> **EXERCISE DESCRIPTION**
Reproduce each line of the material precisely.

> **EXERCISE INPUT**
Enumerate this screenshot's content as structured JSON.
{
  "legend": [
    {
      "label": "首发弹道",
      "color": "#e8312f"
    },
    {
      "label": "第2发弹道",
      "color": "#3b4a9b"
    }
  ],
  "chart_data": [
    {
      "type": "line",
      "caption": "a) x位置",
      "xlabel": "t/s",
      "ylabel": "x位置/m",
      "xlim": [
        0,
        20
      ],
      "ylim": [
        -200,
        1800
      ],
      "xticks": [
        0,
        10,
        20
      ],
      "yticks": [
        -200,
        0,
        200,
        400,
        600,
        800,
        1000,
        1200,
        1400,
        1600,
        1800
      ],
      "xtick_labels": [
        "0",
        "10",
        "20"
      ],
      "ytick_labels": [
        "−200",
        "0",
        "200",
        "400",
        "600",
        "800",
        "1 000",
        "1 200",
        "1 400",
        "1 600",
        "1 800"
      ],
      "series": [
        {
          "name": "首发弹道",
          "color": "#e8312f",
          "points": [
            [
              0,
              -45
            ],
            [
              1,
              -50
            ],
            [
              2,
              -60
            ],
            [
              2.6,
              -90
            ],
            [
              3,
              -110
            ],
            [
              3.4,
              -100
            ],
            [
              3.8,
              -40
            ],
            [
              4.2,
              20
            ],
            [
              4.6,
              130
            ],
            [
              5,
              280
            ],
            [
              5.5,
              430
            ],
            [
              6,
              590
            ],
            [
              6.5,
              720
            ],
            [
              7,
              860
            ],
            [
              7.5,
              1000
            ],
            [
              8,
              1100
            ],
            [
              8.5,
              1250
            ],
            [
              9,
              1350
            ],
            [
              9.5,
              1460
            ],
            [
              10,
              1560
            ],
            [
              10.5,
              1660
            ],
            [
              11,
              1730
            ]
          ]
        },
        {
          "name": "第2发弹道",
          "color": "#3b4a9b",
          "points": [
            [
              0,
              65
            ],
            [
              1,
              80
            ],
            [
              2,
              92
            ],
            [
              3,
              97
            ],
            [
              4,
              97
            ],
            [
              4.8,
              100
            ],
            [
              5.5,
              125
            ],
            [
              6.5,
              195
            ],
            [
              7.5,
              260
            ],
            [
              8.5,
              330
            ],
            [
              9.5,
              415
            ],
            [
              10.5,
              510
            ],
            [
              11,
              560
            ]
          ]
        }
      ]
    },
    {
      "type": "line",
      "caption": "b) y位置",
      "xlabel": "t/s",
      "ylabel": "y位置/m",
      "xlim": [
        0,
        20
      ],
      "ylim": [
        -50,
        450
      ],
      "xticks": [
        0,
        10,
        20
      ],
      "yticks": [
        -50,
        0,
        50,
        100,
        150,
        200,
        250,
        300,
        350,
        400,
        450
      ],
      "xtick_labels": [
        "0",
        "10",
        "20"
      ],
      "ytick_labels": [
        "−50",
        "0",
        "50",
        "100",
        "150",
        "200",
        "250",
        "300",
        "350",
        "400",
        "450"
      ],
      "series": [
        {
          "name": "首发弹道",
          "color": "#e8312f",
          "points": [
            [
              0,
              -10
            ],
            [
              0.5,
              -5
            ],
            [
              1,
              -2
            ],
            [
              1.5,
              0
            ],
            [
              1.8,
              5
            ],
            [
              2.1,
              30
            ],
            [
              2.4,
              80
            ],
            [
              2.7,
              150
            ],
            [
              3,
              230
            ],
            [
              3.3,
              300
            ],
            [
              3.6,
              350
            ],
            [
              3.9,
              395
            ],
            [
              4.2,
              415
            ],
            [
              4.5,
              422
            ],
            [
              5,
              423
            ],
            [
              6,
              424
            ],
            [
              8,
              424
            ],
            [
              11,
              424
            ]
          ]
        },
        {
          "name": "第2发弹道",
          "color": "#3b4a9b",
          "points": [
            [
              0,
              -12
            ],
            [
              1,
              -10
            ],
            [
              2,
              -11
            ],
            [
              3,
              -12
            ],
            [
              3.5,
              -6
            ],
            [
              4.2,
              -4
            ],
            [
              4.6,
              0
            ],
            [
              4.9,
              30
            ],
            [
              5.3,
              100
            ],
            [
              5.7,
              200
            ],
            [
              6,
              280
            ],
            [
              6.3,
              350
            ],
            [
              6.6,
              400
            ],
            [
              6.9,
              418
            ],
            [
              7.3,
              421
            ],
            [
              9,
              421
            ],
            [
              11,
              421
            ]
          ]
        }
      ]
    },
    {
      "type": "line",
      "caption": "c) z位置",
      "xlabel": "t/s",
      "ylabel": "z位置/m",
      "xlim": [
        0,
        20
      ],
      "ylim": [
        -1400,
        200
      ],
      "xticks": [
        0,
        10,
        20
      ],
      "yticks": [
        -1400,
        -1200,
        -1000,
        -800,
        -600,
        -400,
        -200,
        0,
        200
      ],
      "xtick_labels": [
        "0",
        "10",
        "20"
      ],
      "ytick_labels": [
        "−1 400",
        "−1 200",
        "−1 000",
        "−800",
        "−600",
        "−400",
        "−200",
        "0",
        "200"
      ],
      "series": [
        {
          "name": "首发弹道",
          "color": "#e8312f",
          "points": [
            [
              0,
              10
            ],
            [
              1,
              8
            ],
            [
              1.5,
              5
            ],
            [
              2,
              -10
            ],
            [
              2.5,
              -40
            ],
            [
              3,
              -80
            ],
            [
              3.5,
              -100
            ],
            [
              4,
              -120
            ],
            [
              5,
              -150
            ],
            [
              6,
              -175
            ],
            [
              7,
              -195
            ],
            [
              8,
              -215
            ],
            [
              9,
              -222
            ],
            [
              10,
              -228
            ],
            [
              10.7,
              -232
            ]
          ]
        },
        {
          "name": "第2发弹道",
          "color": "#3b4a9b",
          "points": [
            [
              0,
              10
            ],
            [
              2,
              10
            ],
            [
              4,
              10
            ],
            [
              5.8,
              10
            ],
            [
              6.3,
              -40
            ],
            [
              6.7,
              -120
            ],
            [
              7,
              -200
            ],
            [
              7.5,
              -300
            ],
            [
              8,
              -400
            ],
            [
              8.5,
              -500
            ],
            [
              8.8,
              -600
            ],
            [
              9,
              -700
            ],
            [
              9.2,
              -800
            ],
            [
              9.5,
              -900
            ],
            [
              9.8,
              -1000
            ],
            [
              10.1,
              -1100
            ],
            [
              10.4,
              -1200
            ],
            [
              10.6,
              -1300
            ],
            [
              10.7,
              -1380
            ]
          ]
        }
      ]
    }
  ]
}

> **SOLUTION FOR THIS EXERCISE**
Enumerate this screenshot's content as structured JSON.
{
  "legend": [
    {
      "label": "首发弹道",
      "color": "#e8312f"
    },
    {
      "label": "第2发弹道",
      "color": "#3b4a9b"
    }
  ],
  "chart_data": [
    {
      "type": "line",
      "caption": "a) x位置",
      "xlabel": "t/s",
      "ylabel": "x位置/m",
      "xlim": [
        0,
        20
      ],
      "ylim": [
        -200,
        1800
      ],
      "xticks": [
        0,
        10,
        20
      ],
      "yticks": [
        -200,
        0,
        200,
        400,
        600,
        800,
        1000,
        1200,
        1400,
        1600,
        1800
      ],
      "xtick_labels": [
        "0",
        "10",
        "20"
      ],
      "ytick_labels": [
        "−200",
        "0",
        "200",
        "400",
        "600",
        "800",
        "1 000",
        "1 200",
        "1 400",
        "1 600",
        "1 800"
      ],
      "series": [
        {
          "name": "首发弹道",
          "color": "#e8312f",
          "points": [
            [
              0,
              -45
            ],
            [
              1,
              -50
            ],
            [
              2,
              -60
            ],
            [
              2.6,
              -90
            ],
            [
              3,
              -110
            ],
            [
              3.4,
              -100
            ],
            [
              3.8,
              -40
            ],
            [
              4.2,
              20
            ],
            [
              4.6,
              130
            ],
            [
              5,
              280
            ],
            [
              5.5,
              430
            ],
            [
              6,
              590
            ],
            [
              6.5,
              720
            ],
            [
              7,
              860
            ],
            [
              7.5,
              1000
            ],
            [
              8,
              1100
            ],
            [
              8.5,
              1250
            ],
            [
              9,
              1350
            ],
            [
              9.5,
              1460
            ],
            [
              10,
              1560
            ],
            [
              10.5,
              1660
            ],
            [
              11,
              1730
            ]
          ]
        },
        {
          "name": "第2发弹道",
          "color": "#3b4a9b",
          "points": [
            [
              0,
              65
            ],
            [
              1,
              80
            ],
            [
              2,
              92
            ],
            [
              3,
              97
            ],
            [
              4,
              97
            ],
            [
              4.8,
              100
            ],
            [
              5.5,
              125
            ],
            [
              6.5,
              195
            ],
            [
              7.5,
              260
            ],
            [
              8.5,
              330
            ],
            [
              9.5,
              415
            ],
            [
              10.5,
              510
            ],
            [
              11,
              560
            ]
          ]
        }
      ]
    },
    {
      "type": "line",
      "caption": "b) y位置",
      "xlabel": "t/s",
      "ylabel": "y位置/m",
      "xlim": [
        0,
        20
      ],
      "ylim": [
        -50,
        450
      ],
      "xticks": [
        0,
        10,
        20
      ],
      "yticks": [
        -50,
        0,
        50,
        100,
        150,
        200,
        250,
        300,
        350,
        400,
        450
      ],
      "xtick_labels": [
        "0",
        "10",
        "20"
      ],
      "ytick_labels": [
        "−50",
        "0",
        "50",
        "100",
        "150",
        "200",
        "250",
        "300",
        "350",
        "400",
        "450"
      ],
      "series": [
        {
          "name": "首发弹道",
          "color": "#e8312f",
          "points": [
            [
              0,
              -10
            ],
            [
              0.5,
              -5
            ],
            [
              1,
              -2
            ],
            [
              1.5,
              0
            ],
            [
              1.8,
              5
            ],
            [
              2.1,
              30
            ],
            [
              2.4,
              80
            ],
            [
              2.7,
              150
            ],
            [
              3,
              230
            ],
            [
              3.3,
              300
            ],
            [
              3.6,
              350
            ],
            [
              3.9,
              395
            ],
            [
              4.2,
              415
            ],
            [
              4.5,
              422
            ],
            [
              5,
              423
            ],
            [
              6,
              424
            ],
            [
              8,
              424
            ],
            [
              11,
              424
            ]
          ]
        },
        {
          "name": "第2发弹道",
          "color": "#3b4a9b",
          "points": [
            [
              0,
              -12
            ],
            [
              1,
              -10
            ],
            [
              2,
              -11
            ],
            [
              3,
              -12
            ],
            [
              3.5,
              -6
            ],
            [
              4.2,
              -4
            ],
            [
              4.6,
              0
            ],
            [
              4.9,
              30
            ],
            [
              5.3,
              100
            ],
            [
              5.7,
              200
            ],
            [
              6,
              280
            ],
            [
              6.3,
              350
            ],
            [
              6.6,
              400
            ],
            [
              6.9,
              418
            ],
            [
              7.3,
              421
            ],
            [
              9,
              421
            ],
            [
              11,
              421
            ]
          ]
        }
      ]
    },
    {
      "type": "line",
      "caption": "c) z位置",
      "xlabel": "t/s",
      "ylabel": "z位置/m",
      "xlim": [
        0,
        20
      ],
      "ylim": [
        -1400,
        200
      ],
      "xticks": [
        0,
        10,
        20
      ],
      "yticks": [
        -1400,
        -1200,
        -1000,
        -800,
        -600,
        -400,
        -200,
        0,
        200
      ],
      "xtick_labels": [
        "0",
        "10",
        "20"
      ],
      "ytick_labels": [
        "−1 400",
        "−1 200",
        "−1 000",
        "−800",
        "−600",
        "−400",
        "−200",
        "0",
        "200"
      ],
      "series": [
        {
          "name": "首发弹道",
          "color": "#e8312f",
          "points": [
            [
              0,
              10
            ],
            [
              1,
              8
            ],
            [
              1.5,
              5
            ],
            [
              2,
              -10
            ],
            [
              2.5,
              -40
            ],
            [
              3,
              -80
            ],
            [
              3.5,
              -100
            ],
            [
              4,
              -120
            ],
            [
              5,
              -150
            ],
            [
              6,
              -175
            ],
            [
              7,
              -195
            ],
            [
              8,
              -215
            ],
            [
              9,
              -222
            ],
            [
              10,
              -228
            ],
            [
              10.7,
              -232
            ]
          ]
        },
        {
          "name": "第2发弹道",
          "color": "#3b4a9b",
          "points": [
            [
              0,
              10
            ],
            [
              2,
              10
            ],
            [
              4,
              10
            ],
            [
              5.8,
              10
            ],
            [
              6.3,
              -40
            ],
            [
              6.7,
              -120
            ],
            [
              7,
              -200
            ],
            [
              7.5,
              -300
            ],
            [
              8,
              -400
            ],
            [
              8.5,
              -500
            ],
            [
              8.8,
              -600
            ],
            [
              9,
              -700
            ],
            [
              9.2,
              -800
            ],
            [
              9.5,
              -900
            ],
            [
              9.8,
              -1000
            ],
            [
              10.1,
              -1100
            ],
            [
              10.4,
              -1200
            ],
            [
              10.6,
              -1300
            ],
            [
              10.7,
              -1380
            ]
          ]
        }
      ]
    }
  ]
}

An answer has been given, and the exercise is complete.